| Aim |
Render each row below as a numbered list, omitting blank lines and the pictures.

═══ The input ═══

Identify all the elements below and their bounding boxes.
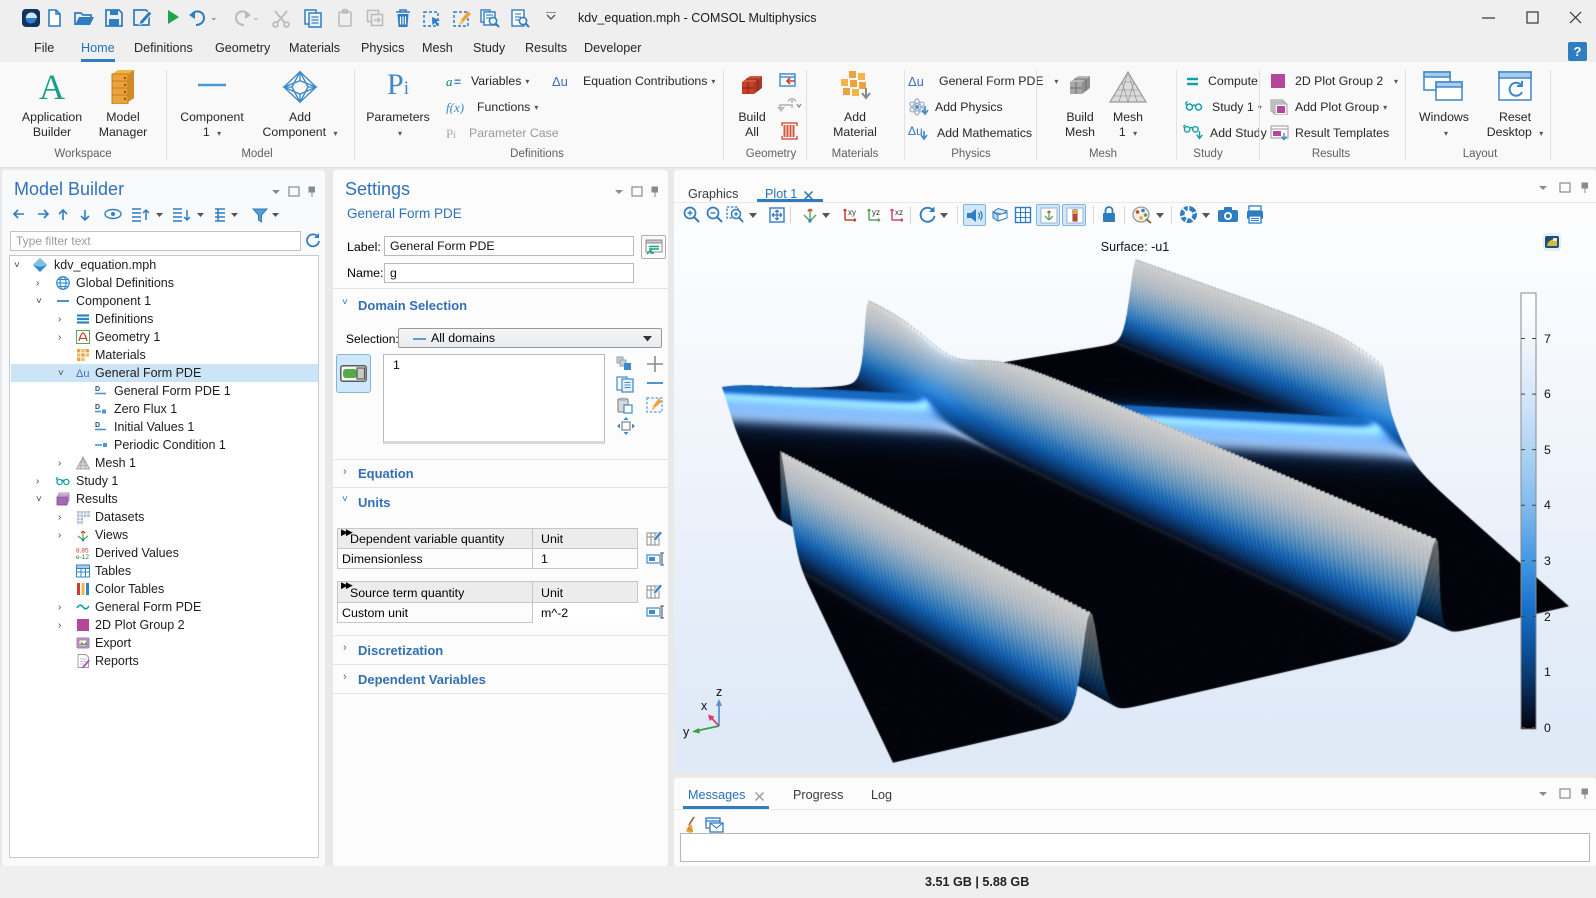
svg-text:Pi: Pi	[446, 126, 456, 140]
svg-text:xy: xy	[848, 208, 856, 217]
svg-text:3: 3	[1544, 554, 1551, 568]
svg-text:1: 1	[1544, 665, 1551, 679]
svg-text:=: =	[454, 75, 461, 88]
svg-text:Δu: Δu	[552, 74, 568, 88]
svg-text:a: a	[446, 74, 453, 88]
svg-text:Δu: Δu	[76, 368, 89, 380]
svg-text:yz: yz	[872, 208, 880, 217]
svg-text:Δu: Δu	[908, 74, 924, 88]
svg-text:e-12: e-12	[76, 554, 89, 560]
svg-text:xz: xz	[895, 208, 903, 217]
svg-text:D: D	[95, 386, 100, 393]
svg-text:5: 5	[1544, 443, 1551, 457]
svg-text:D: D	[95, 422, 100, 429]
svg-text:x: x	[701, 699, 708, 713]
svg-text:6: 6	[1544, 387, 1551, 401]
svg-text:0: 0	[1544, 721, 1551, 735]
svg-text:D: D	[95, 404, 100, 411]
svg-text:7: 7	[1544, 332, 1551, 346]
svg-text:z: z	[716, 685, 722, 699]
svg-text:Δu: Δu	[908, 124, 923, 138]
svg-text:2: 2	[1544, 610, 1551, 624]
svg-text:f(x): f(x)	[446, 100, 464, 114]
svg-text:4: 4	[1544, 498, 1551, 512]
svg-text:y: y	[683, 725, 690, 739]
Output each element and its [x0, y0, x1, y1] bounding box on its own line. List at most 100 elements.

═══

| Exercise solution |
1. Identify all the elements below and their bounding boxes.
2. svg-text:Pi: Pi	[446, 126, 456, 140]
3. svg-text:xy: xy	[848, 208, 856, 217]
4. svg-text:3: 3	[1544, 554, 1551, 568]
5. svg-text:1: 1	[1544, 665, 1551, 679]
6. svg-text:=: =	[454, 75, 461, 88]
7. svg-text:Δu: Δu	[552, 74, 568, 88]
8. svg-text:a: a	[446, 74, 453, 88]
9. svg-text:Δu: Δu	[76, 368, 89, 380]
10. svg-text:yz: yz	[872, 208, 880, 217]
11. svg-text:Δu: Δu	[908, 74, 924, 88]
12. svg-text:e-12: e-12	[76, 554, 89, 560]
13. svg-text:xz: xz	[895, 208, 903, 217]
14. svg-text:D: D	[95, 386, 100, 393]
15. svg-text:5: 5	[1544, 443, 1551, 457]
16. svg-text:D: D	[95, 422, 100, 429]
17. svg-text:x: x	[701, 699, 708, 713]
18. svg-text:6: 6	[1544, 387, 1551, 401]
19. svg-text:0: 0	[1544, 721, 1551, 735]
20. svg-text:D: D	[95, 404, 100, 411]
21. svg-text:7: 7	[1544, 332, 1551, 346]
22. svg-text:z: z	[716, 685, 722, 699]
23. svg-text:Δu: Δu	[908, 124, 923, 138]
24. svg-text:2: 2	[1544, 610, 1551, 624]
25. svg-text:f(x): f(x)	[446, 100, 464, 114]
26. svg-text:4: 4	[1544, 498, 1551, 512]
27. svg-text:y: y	[683, 725, 690, 739]
28. Output each element and its [x0, y0, x1, y1] bounding box on its own line. List at most 100 elements.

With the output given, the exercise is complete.